## PROBLEM TO SOLVE
Search the data for the string "Properties" and gather each line it is in.

## Data excerpts
-=-=-=-=-
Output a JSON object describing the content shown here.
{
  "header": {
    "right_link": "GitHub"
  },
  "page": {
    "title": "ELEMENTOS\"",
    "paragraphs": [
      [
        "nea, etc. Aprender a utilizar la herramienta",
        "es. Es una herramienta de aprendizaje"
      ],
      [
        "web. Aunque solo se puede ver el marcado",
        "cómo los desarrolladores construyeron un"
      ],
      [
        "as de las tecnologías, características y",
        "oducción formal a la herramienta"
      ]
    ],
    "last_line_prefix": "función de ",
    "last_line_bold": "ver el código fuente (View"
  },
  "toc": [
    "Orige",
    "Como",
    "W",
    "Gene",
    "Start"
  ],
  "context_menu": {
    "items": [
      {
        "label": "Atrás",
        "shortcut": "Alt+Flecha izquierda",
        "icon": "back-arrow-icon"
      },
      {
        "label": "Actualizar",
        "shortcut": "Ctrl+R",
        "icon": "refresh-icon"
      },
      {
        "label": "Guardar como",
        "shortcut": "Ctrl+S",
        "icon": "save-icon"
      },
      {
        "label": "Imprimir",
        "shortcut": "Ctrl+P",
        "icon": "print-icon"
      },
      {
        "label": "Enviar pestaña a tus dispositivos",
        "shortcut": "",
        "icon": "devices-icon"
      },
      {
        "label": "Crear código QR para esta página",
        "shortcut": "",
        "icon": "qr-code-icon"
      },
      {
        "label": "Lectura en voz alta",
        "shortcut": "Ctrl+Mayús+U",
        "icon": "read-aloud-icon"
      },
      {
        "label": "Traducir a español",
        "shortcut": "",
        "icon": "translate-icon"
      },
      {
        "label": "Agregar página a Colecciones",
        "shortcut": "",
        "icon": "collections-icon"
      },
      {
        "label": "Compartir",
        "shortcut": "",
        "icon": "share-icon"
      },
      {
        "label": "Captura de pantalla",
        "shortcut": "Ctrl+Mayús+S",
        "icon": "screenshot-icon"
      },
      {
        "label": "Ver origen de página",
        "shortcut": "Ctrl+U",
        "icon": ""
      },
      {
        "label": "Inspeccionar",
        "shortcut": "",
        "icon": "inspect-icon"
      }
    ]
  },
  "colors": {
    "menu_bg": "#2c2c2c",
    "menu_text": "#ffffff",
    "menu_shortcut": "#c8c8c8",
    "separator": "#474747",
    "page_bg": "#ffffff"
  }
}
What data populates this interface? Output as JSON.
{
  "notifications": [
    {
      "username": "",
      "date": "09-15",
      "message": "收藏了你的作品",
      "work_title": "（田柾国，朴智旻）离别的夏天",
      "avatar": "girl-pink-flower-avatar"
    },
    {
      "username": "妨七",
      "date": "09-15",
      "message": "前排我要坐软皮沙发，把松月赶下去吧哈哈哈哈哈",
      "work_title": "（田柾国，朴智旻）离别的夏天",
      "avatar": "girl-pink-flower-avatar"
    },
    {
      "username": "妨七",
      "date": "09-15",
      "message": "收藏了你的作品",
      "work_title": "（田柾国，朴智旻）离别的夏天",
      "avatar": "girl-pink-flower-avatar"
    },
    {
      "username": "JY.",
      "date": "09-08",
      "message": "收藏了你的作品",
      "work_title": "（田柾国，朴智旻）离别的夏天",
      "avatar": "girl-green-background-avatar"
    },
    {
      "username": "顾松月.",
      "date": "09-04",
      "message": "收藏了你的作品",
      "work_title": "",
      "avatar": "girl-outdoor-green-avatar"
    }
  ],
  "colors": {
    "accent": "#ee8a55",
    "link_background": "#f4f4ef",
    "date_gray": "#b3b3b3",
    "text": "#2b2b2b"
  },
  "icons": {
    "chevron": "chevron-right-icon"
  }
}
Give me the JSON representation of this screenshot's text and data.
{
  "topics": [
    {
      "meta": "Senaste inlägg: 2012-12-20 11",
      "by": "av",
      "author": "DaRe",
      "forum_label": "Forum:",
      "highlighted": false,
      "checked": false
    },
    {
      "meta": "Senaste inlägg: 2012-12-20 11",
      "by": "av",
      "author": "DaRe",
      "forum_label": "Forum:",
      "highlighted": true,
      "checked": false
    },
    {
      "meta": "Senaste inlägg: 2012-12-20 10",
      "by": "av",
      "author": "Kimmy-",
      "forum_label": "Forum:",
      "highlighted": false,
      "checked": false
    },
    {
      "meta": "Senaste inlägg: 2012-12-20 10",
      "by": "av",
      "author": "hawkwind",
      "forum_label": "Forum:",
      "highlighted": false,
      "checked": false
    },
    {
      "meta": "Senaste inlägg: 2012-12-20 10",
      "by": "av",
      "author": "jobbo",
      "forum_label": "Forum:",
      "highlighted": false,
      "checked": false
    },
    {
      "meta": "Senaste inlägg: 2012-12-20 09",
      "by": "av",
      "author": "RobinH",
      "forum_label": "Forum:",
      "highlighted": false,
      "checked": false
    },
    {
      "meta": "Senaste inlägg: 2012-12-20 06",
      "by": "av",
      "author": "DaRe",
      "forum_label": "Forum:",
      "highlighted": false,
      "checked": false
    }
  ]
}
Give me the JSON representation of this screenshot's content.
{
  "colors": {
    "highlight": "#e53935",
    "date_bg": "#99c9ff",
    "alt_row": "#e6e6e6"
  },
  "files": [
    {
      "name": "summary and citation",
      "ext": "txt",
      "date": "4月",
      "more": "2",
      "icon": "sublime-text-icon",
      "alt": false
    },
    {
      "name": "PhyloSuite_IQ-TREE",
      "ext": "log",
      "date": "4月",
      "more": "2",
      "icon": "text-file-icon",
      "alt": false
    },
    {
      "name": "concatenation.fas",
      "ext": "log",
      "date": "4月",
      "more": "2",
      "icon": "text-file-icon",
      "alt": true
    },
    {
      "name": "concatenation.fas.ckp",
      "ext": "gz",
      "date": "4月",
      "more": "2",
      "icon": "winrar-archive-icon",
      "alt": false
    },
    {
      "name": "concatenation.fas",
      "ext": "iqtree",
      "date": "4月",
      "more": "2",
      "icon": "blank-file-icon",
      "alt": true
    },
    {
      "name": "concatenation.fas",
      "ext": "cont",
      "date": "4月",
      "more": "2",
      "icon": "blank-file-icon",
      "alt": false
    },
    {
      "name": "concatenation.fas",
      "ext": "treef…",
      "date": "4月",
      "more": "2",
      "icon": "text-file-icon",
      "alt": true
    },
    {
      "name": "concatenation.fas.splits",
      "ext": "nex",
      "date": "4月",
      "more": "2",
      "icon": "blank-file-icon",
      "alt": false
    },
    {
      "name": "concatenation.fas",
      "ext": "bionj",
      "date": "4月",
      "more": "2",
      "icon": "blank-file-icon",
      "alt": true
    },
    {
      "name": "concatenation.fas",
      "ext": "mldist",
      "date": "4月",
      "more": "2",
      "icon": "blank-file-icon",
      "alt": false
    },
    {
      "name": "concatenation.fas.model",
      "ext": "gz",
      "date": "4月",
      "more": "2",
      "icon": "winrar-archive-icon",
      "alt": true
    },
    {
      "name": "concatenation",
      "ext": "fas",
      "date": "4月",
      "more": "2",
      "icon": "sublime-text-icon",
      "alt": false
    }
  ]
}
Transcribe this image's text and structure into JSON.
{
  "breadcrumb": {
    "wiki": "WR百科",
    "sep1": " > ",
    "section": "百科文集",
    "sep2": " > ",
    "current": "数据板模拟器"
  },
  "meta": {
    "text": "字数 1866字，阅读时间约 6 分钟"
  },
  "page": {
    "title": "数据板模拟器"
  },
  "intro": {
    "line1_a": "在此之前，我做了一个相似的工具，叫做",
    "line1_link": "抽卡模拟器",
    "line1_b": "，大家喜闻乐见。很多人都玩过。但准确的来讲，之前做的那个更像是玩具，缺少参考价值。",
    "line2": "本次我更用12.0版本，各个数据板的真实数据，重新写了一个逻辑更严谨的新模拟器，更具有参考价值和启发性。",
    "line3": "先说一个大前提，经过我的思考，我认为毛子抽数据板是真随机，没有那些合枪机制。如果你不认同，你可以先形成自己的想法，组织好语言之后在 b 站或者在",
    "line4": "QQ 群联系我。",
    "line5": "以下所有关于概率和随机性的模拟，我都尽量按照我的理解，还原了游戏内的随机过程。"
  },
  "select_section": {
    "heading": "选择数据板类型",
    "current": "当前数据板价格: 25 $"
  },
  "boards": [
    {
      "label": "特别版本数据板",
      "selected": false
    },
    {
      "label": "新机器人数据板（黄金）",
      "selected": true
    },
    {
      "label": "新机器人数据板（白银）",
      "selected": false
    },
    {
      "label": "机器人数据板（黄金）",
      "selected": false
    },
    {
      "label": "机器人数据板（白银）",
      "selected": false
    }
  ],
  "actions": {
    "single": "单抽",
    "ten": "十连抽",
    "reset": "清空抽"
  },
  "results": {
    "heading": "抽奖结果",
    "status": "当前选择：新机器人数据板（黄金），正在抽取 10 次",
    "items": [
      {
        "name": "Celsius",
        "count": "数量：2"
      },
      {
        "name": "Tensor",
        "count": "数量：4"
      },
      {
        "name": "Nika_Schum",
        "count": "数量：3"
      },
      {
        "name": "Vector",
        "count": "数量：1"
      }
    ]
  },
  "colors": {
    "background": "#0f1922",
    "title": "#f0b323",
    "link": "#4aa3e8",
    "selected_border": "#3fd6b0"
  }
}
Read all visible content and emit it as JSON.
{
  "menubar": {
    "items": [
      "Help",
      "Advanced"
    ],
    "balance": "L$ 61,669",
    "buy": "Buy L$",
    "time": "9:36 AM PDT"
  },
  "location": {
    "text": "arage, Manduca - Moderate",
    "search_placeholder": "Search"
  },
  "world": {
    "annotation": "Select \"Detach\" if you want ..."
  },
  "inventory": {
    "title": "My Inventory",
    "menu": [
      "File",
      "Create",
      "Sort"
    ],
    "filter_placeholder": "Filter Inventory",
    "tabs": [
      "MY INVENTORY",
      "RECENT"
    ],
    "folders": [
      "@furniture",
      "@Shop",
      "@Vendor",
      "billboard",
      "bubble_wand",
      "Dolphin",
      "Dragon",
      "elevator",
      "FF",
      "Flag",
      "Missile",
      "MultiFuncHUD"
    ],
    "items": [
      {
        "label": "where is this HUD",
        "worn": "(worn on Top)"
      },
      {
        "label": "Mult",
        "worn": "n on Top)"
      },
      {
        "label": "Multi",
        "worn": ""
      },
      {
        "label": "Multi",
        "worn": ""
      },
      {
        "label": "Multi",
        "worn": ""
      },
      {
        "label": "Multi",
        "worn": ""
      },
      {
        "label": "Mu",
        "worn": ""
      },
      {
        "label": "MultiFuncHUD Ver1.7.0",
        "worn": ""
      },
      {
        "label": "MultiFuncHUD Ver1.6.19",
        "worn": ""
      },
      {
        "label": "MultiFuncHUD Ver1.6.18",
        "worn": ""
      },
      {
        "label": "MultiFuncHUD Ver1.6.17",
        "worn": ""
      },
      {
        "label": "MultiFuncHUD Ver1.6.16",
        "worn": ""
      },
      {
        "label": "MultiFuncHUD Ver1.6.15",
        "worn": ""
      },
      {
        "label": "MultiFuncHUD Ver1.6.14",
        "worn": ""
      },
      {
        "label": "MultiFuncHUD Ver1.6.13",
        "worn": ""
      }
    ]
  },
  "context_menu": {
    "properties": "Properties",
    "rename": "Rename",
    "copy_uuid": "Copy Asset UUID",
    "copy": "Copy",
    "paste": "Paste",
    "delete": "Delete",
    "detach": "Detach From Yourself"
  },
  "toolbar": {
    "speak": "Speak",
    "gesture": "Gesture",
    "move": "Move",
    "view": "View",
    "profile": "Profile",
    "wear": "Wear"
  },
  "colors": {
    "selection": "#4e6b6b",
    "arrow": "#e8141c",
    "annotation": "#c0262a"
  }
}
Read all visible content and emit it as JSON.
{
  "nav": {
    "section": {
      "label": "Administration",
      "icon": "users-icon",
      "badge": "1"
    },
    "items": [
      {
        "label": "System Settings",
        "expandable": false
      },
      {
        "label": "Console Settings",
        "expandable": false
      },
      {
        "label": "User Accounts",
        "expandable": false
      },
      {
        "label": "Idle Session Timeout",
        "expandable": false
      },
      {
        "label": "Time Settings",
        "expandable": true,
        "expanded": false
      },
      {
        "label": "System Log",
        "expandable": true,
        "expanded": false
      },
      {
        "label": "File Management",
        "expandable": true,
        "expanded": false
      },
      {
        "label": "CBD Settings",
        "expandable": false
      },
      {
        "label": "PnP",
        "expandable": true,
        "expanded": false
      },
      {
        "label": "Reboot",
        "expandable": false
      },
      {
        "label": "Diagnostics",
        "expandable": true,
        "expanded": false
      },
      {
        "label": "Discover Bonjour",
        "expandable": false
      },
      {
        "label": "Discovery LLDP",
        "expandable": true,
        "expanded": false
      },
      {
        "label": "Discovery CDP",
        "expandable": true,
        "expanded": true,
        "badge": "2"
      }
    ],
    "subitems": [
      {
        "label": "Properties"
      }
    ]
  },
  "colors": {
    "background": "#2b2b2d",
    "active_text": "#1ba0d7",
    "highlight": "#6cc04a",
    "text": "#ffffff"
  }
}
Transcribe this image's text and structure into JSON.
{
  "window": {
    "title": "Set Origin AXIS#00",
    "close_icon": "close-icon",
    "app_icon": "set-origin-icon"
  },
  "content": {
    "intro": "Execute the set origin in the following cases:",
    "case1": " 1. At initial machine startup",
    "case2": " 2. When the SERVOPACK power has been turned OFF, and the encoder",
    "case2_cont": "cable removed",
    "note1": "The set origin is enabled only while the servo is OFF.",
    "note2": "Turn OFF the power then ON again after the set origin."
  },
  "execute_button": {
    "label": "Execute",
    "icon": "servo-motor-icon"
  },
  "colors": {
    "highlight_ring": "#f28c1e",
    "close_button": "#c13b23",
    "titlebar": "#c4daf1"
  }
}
-=-=-=-=-
## TASK RESPONSE
    "properties": "Properties",
        "label": "Properties"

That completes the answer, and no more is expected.